═════ GIVEN RECORDS

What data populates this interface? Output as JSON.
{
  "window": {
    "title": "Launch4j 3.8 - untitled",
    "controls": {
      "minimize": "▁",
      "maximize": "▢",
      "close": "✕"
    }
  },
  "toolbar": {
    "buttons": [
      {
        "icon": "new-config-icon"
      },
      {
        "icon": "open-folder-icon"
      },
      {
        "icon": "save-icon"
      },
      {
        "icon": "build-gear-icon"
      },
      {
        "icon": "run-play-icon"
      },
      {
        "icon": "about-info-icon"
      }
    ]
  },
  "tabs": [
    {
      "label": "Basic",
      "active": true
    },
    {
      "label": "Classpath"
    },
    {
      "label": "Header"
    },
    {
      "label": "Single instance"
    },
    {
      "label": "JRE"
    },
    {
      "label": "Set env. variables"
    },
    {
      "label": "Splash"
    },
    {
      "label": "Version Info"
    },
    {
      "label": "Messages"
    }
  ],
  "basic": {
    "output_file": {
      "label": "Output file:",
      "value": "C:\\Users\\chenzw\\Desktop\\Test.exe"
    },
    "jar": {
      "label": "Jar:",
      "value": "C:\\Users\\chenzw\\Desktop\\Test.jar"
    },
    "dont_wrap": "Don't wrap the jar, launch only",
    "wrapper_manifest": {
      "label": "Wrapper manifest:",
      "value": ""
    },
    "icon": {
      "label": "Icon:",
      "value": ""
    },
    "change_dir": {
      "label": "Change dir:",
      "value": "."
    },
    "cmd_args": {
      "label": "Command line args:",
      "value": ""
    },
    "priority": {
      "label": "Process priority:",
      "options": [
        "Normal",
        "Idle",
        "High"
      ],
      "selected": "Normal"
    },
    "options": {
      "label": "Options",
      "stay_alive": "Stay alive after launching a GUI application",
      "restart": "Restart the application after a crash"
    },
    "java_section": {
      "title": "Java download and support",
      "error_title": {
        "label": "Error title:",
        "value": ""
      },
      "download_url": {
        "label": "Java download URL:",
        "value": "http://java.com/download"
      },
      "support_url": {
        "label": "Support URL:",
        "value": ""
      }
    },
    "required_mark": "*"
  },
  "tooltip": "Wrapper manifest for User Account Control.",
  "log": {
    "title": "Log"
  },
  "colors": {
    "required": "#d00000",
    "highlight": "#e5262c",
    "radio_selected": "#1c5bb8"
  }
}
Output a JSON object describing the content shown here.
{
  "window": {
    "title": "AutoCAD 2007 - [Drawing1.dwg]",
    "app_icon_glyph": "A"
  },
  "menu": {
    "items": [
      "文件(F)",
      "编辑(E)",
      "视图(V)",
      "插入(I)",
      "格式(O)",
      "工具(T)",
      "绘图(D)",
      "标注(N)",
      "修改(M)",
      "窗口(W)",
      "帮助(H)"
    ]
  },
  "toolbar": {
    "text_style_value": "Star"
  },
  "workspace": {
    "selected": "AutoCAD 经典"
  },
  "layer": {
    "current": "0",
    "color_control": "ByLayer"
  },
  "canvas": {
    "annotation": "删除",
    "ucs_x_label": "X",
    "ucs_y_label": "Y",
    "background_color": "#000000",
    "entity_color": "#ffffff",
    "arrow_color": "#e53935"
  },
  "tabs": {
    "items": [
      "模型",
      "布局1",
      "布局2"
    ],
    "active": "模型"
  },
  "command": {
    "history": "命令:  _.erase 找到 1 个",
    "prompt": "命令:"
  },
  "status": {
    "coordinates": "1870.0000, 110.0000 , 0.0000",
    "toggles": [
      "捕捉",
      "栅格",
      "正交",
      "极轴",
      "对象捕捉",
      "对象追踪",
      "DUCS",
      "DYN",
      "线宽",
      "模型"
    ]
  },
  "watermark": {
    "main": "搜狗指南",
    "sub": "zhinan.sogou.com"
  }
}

══════════

◆ **AIM**
Return each entry from the material above exactly as it appears.

◆ **RESPONSE**
What data populates this interface? Output as JSON.
{
  "window": {
    "title": "Launch4j 3.8 - untitled",
    "controls": {
      "minimize": "▁",
      "maximize": "▢",
      "close": "✕"
    }
  },
  "toolbar": {
    "buttons": [
      {
        "icon": "new-config-icon"
      },
      {
        "icon": "open-folder-icon"
      },
      {
        "icon": "save-icon"
      },
      {
        "icon": "build-gear-icon"
      },
      {
        "icon": "run-play-icon"
      },
      {
        "icon": "about-info-icon"
      }
    ]
  },
  "tabs": [
    {
      "label": "Basic",
      "active": true
    },
    {
      "label": "Classpath"
    },
    {
      "label": "Header"
    },
    {
      "label": "Single instance"
    },
    {
      "label": "JRE"
    },
    {
      "label": "Set env. variables"
    },
    {
      "label": "Splash"
    },
    {
      "label": "Version Info"
    },
    {
      "label": "Messages"
    }
  ],
  "basic": {
    "output_file": {
      "label": "Output file:",
      "value": "C:\\Users\\chenzw\\Desktop\\Test.exe"
    },
    "jar": {
      "label": "Jar:",
      "value": "C:\\Users\\chenzw\\Desktop\\Test.jar"
    },
    "dont_wrap": "Don't wrap the jar, launch only",
    "wrapper_manifest": {
      "label": "Wrapper manifest:",
      "value": ""
    },
    "icon": {
      "label": "Icon:",
      "value": ""
    },
    "change_dir": {
      "label": "Change dir:",
      "value": "."
    },
    "cmd_args": {
      "label": "Command line args:",
      "value": ""
    },
    "priority": {
      "label": "Process priority:",
      "options": [
        "Normal",
        "Idle",
        "High"
      ],
      "selected": "Normal"
    },
    "options": {
      "label": "Options",
      "stay_alive": "Stay alive after launching a GUI application",
      "restart": "Restart the application after a crash"
    },
    "java_section": {
      "title": "Java download and support",
      "error_title": {
        "label": "Error title:",
        "value": ""
      },
      "download_url": {
        "label": "Java download URL:",
        "value": "http://java.com/download"
      },
      "support_url": {
        "label": "Support URL:",
        "value": ""
      }
    },
    "required_mark": "*"
  },
  "tooltip": "Wrapper manifest for User Account Control.",
  "log": {
    "title": "Log"
  },
  "colors": {
    "required": "#d00000",
    "highlight": "#e5262c",
    "radio_selected": "#1c5bb8"
  }
}
Output a JSON object describing the content shown here.
{
  "window": {
    "title": "AutoCAD 2007 - [Drawing1.dwg]",
    "app_icon_glyph": "A"
  },
  "menu": {
    "items": [
      "文件(F)",
      "编辑(E)",
      "视图(V)",
      "插入(I)",
      "格式(O)",
      "工具(T)",
      "绘图(D)",
      "标注(N)",
      "修改(M)",
      "窗口(W)",
      "帮助(H)"
    ]
  },
  "toolbar": {
    "text_style_value": "Star"
  },
  "workspace": {
    "selected": "AutoCAD 经典"
  },
  "layer": {
    "current": "0",
    "color_control": "ByLayer"
  },
  "canvas": {
    "annotation": "删除",
    "ucs_x_label": "X",
    "ucs_y_label": "Y",
    "background_color": "#000000",
    "entity_color": "#ffffff",
    "arrow_color": "#e53935"
  },
  "tabs": {
    "items": [
      "模型",
      "布局1",
      "布局2"
    ],
    "active": "模型"
  },
  "command": {
    "history": "命令:  _.erase 找到 1 个",
    "prompt": "命令:"
  },
  "status": {
    "coordinates": "1870.0000, 110.0000 , 0.0000",
    "toggles": [
      "捕捉",
      "栅格",
      "正交",
      "极轴",
      "对象捕捉",
      "对象追踪",
      "DUCS",
      "DYN",
      "线宽",
      "模型"
    ]
  },
  "watermark": {
    "main": "搜狗指南",
    "sub": "zhinan.sogou.com"
  }
}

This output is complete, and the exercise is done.